• [DATENSÄTZE]
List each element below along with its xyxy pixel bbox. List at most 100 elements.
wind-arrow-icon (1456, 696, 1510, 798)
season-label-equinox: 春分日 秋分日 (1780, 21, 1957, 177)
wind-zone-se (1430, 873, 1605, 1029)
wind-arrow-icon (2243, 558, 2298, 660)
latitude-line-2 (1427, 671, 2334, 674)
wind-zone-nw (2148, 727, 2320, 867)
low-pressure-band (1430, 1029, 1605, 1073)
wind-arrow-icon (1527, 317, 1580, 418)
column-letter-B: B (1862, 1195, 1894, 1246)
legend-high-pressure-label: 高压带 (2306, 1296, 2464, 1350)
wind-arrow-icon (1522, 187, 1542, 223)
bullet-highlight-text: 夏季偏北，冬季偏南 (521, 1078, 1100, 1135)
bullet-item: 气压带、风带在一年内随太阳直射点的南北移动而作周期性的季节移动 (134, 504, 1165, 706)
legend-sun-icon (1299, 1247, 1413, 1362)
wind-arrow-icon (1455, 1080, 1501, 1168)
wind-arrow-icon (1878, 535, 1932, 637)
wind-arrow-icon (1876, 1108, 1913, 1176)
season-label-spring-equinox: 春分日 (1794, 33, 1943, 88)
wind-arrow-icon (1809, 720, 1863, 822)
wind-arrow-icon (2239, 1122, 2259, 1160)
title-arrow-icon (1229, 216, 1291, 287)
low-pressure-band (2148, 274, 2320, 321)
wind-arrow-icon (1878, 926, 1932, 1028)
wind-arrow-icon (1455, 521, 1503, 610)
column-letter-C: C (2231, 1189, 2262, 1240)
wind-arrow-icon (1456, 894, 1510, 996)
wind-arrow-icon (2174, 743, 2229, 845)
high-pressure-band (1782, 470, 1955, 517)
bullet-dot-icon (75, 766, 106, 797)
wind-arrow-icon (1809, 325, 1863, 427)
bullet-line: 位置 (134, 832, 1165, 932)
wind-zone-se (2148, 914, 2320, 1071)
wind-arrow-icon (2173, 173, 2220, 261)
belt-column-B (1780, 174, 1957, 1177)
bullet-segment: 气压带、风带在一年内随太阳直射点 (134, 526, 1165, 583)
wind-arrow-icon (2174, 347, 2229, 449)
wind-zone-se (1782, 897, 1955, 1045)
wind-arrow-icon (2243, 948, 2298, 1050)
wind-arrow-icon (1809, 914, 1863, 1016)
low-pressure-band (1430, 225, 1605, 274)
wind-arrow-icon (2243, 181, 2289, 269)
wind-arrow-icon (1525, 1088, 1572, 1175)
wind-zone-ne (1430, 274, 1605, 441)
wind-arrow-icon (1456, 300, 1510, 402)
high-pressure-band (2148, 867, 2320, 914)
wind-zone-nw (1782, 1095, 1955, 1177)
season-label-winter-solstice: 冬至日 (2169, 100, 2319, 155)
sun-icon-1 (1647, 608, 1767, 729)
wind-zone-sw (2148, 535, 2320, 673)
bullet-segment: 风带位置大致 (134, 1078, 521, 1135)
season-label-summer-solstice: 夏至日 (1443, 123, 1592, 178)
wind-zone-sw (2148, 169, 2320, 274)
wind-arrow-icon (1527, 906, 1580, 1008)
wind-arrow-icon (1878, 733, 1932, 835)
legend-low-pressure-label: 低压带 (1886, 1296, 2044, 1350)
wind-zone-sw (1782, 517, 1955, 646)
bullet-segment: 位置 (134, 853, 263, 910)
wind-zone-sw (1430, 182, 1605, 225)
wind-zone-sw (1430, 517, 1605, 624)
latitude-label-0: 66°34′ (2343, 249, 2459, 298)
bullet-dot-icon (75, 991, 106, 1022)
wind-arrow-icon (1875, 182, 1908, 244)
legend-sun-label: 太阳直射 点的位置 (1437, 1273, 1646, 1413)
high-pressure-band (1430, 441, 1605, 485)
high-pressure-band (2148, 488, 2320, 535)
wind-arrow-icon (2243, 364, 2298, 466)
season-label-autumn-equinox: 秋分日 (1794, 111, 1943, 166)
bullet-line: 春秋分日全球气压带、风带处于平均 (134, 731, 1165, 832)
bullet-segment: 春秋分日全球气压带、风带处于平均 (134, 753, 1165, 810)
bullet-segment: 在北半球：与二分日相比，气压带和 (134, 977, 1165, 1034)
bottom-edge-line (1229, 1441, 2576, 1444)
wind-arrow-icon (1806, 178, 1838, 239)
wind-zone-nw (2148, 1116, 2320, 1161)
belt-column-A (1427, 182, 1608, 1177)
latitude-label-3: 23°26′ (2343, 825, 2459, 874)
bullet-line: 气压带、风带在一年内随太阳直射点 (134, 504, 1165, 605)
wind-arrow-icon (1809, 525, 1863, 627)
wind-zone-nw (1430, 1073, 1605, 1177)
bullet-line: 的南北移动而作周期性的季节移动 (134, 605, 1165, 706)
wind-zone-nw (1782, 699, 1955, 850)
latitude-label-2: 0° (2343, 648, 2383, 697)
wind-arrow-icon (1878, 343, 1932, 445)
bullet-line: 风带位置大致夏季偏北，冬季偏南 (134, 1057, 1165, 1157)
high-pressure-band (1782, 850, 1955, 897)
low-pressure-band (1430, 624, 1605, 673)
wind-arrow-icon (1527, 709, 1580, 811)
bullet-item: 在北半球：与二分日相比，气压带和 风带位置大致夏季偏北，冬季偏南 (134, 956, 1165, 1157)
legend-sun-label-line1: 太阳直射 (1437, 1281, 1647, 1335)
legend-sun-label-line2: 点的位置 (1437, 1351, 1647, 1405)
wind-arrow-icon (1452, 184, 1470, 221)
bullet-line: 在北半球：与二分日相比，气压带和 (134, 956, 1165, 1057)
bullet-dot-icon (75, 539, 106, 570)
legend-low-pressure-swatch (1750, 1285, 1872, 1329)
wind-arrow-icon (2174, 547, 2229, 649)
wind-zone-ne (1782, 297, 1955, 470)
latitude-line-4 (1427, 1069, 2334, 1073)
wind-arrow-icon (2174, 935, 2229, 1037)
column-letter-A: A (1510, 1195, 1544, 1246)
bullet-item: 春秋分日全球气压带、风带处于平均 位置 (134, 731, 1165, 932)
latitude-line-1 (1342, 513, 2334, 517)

• [AUFGABENBESCHREIBUNG]
Gib sämtliche Zeilen oben unverändert aus.

• [LÖSUNG DER AUFGABE]
List each element below along with its xyxy pixel bbox. List at most 100 elements.
wind-arrow-icon (1456, 696, 1510, 798)
season-label-equinox: 春分日 秋分日 (1780, 21, 1957, 177)
wind-zone-se (1430, 873, 1605, 1029)
wind-arrow-icon (2243, 558, 2298, 660)
latitude-line-2 (1427, 671, 2334, 674)
wind-zone-nw (2148, 727, 2320, 867)
low-pressure-band (1430, 1029, 1605, 1073)
wind-arrow-icon (1527, 317, 1580, 418)
column-letter-B: B (1862, 1195, 1894, 1246)
legend-high-pressure-label: 高压带 (2306, 1296, 2464, 1350)
wind-arrow-icon (1522, 187, 1542, 223)
bullet-highlight-text: 夏季偏北，冬季偏南 (521, 1078, 1100, 1135)
bullet-item: 气压带、风带在一年内随太阳直射点的南北移动而作周期性的季节移动 (134, 504, 1165, 706)
legend-sun-icon (1299, 1247, 1413, 1362)
wind-arrow-icon (1455, 1080, 1501, 1168)
wind-arrow-icon (1878, 535, 1932, 637)
wind-arrow-icon (1876, 1108, 1913, 1176)
season-label-spring-equinox: 春分日 (1794, 33, 1943, 88)
wind-arrow-icon (1809, 720, 1863, 822)
wind-arrow-icon (2239, 1122, 2259, 1160)
title-arrow-icon (1229, 216, 1291, 287)
low-pressure-band (2148, 274, 2320, 321)
wind-arrow-icon (1878, 926, 1932, 1028)
wind-arrow-icon (1455, 521, 1503, 610)
column-letter-C: C (2231, 1189, 2262, 1240)
wind-arrow-icon (1456, 894, 1510, 996)
wind-arrow-icon (2174, 743, 2229, 845)
high-pressure-band (1782, 470, 1955, 517)
bullet-dot-icon (75, 766, 106, 797)
wind-arrow-icon (1809, 325, 1863, 427)
bullet-line: 位置 (134, 832, 1165, 932)
wind-zone-se (2148, 914, 2320, 1071)
wind-arrow-icon (2173, 173, 2220, 261)
belt-column-B (1780, 174, 1957, 1177)
bullet-segment: 气压带、风带在一年内随太阳直射点 (134, 526, 1165, 583)
wind-arrow-icon (2174, 347, 2229, 449)
wind-zone-se (1782, 897, 1955, 1045)
wind-arrow-icon (2243, 948, 2298, 1050)
wind-arrow-icon (1809, 914, 1863, 1016)
low-pressure-band (1430, 225, 1605, 274)
wind-arrow-icon (2243, 181, 2289, 269)
wind-arrow-icon (1525, 1088, 1572, 1175)
wind-zone-ne (1430, 274, 1605, 441)
wind-arrow-icon (1456, 300, 1510, 402)
high-pressure-band (2148, 867, 2320, 914)
wind-zone-nw (1782, 1095, 1955, 1177)
season-label-winter-solstice: 冬至日 (2169, 100, 2319, 155)
sun-icon-1 (1647, 608, 1767, 729)
wind-zone-sw (2148, 535, 2320, 673)
bullet-segment: 风带位置大致 (134, 1078, 521, 1135)
season-label-summer-solstice: 夏至日 (1443, 123, 1592, 178)
wind-zone-sw (2148, 169, 2320, 274)
wind-arrow-icon (1527, 906, 1580, 1008)
wind-arrow-icon (1878, 733, 1932, 835)
legend-low-pressure-label: 低压带 (1886, 1296, 2044, 1350)
wind-zone-sw (1782, 517, 1955, 646)
bullet-segment: 位置 (134, 853, 263, 910)
wind-zone-sw (1430, 182, 1605, 225)
wind-zone-sw (1430, 517, 1605, 624)
latitude-label-0: 66°34′ (2343, 249, 2459, 298)
bullet-dot-icon (75, 991, 106, 1022)
wind-arrow-icon (1875, 182, 1908, 244)
legend-sun-label: 太阳直射 点的位置 (1437, 1273, 1646, 1413)
high-pressure-band (1430, 441, 1605, 485)
high-pressure-band (2148, 488, 2320, 535)
wind-arrow-icon (2243, 364, 2298, 466)
season-label-autumn-equinox: 秋分日 (1794, 111, 1943, 166)
bullet-line: 春秋分日全球气压带、风带处于平均 (134, 731, 1165, 832)
bullet-segment: 春秋分日全球气压带、风带处于平均 (134, 753, 1165, 810)
bullet-segment: 在北半球：与二分日相比，气压带和 (134, 977, 1165, 1034)
bottom-edge-line (1229, 1441, 2576, 1444)
wind-arrow-icon (1806, 178, 1838, 239)
wind-zone-nw (2148, 1116, 2320, 1161)
belt-column-A (1427, 182, 1608, 1177)
latitude-label-3: 23°26′ (2343, 825, 2459, 874)
bullet-line: 气压带、风带在一年内随太阳直射点 (134, 504, 1165, 605)
wind-arrow-icon (1809, 525, 1863, 627)
wind-zone-nw (1430, 1073, 1605, 1177)
bullet-line: 的南北移动而作周期性的季节移动 (134, 605, 1165, 706)
wind-zone-nw (1782, 699, 1955, 850)
latitude-label-2: 0° (2343, 648, 2383, 697)
wind-arrow-icon (1878, 343, 1932, 445)
bullet-line: 风带位置大致夏季偏北，冬季偏南 (134, 1057, 1165, 1157)
high-pressure-band (1782, 850, 1955, 897)
low-pressure-band (1430, 624, 1605, 673)
wind-arrow-icon (1527, 709, 1580, 811)
bullet-item: 在北半球：与二分日相比，气压带和 风带位置大致夏季偏北，冬季偏南 (134, 956, 1165, 1157)
legend-sun-label-line1: 太阳直射 (1437, 1281, 1647, 1335)
legend-sun-label-line2: 点的位置 (1437, 1351, 1647, 1405)
wind-arrow-icon (1452, 184, 1470, 221)
bullet-line: 在北半球：与二分日相比，气压带和 (134, 956, 1165, 1057)
bullet-dot-icon (75, 539, 106, 570)
legend-low-pressure-swatch (1750, 1285, 1872, 1329)
wind-arrow-icon (2174, 547, 2229, 649)
wind-zone-ne (1782, 297, 1955, 470)
latitude-line-4 (1427, 1069, 2334, 1073)
wind-arrow-icon (2174, 935, 2229, 1037)
column-letter-A: A (1510, 1195, 1544, 1246)
bullet-item: 春秋分日全球气压带、风带处于平均 位置 (134, 731, 1165, 932)
latitude-line-1 (1342, 513, 2334, 517)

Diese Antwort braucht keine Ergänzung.